RECORD LIST:
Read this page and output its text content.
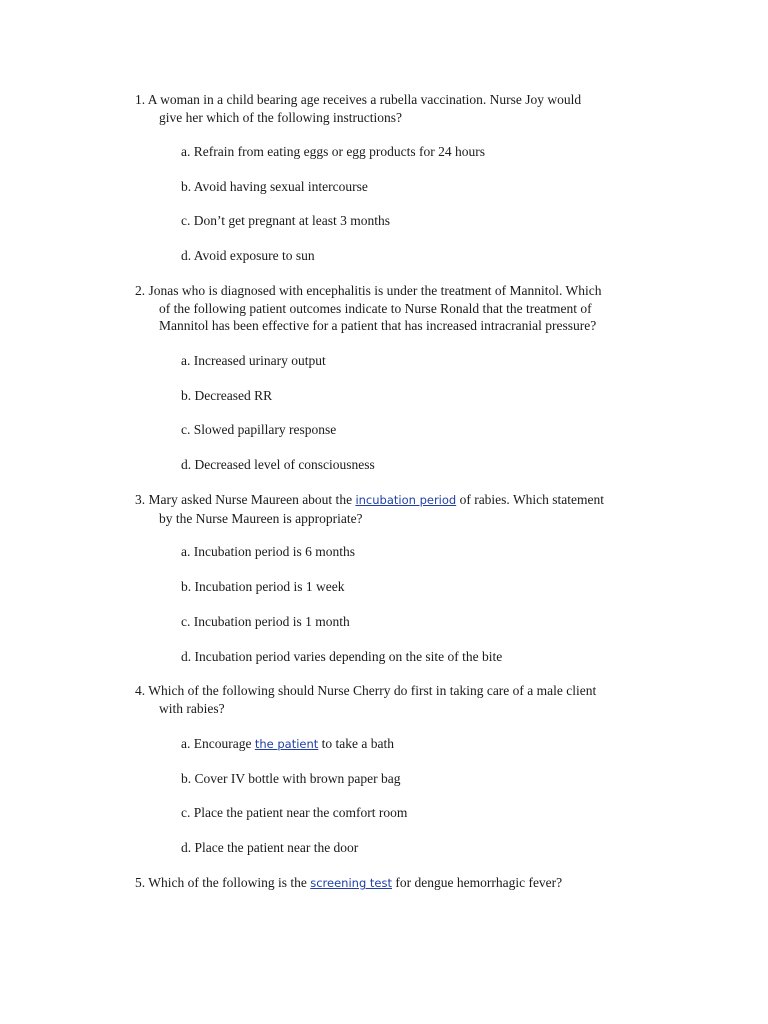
1. A woman in a child bearing age receives a rubella vaccination. Nurse Joy would
give her which of the following instructions?
a. Refrain from eating eggs or egg products for 24 hours
b. Avoid having sexual intercourse
c. Don’t get pregnant at least 3 months
d. Avoid exposure to sun
2. Jonas who is diagnosed with encephalitis is under the treatment of Mannitol. Which
of the following patient outcomes indicate to Nurse Ronald that the treatment of
Mannitol has been effective for a patient that has increased intracranial pressure?
a. Increased urinary output
b. Decreased RR
c. Slowed papillary response
d. Decreased level of consciousness
3. Mary asked Nurse Maureen about the incubation period of rabies. Which statement
by the Nurse Maureen is appropriate?
a. Incubation period is 6 months
b. Incubation period is 1 week
c. Incubation period is 1 month
d. Incubation period varies depending on the site of the bite
4. Which of the following should Nurse Cherry do first in taking care of a male client
with rabies?
a. Encourage the patient to take a bath
b. Cover IV bottle with brown paper bag
c. Place the patient near the comfort room
d. Place the patient near the door
5. Which of the following is the screening test for dengue hemorrhagic fever?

WORK TO DO: Gather and return every line that holds the string "Nurse".

EXERCISE OUTPUT:
1. A woman in a child bearing age receives a rubella vaccination. Nurse Joy would
of the following patient outcomes indicate to Nurse Ronald that the treatment of
3. Mary asked Nurse Maureen about the incubation period of rabies. Which statement
by the Nurse Maureen is appropriate?
4. Which of the following should Nurse Cherry do first in taking care of a male client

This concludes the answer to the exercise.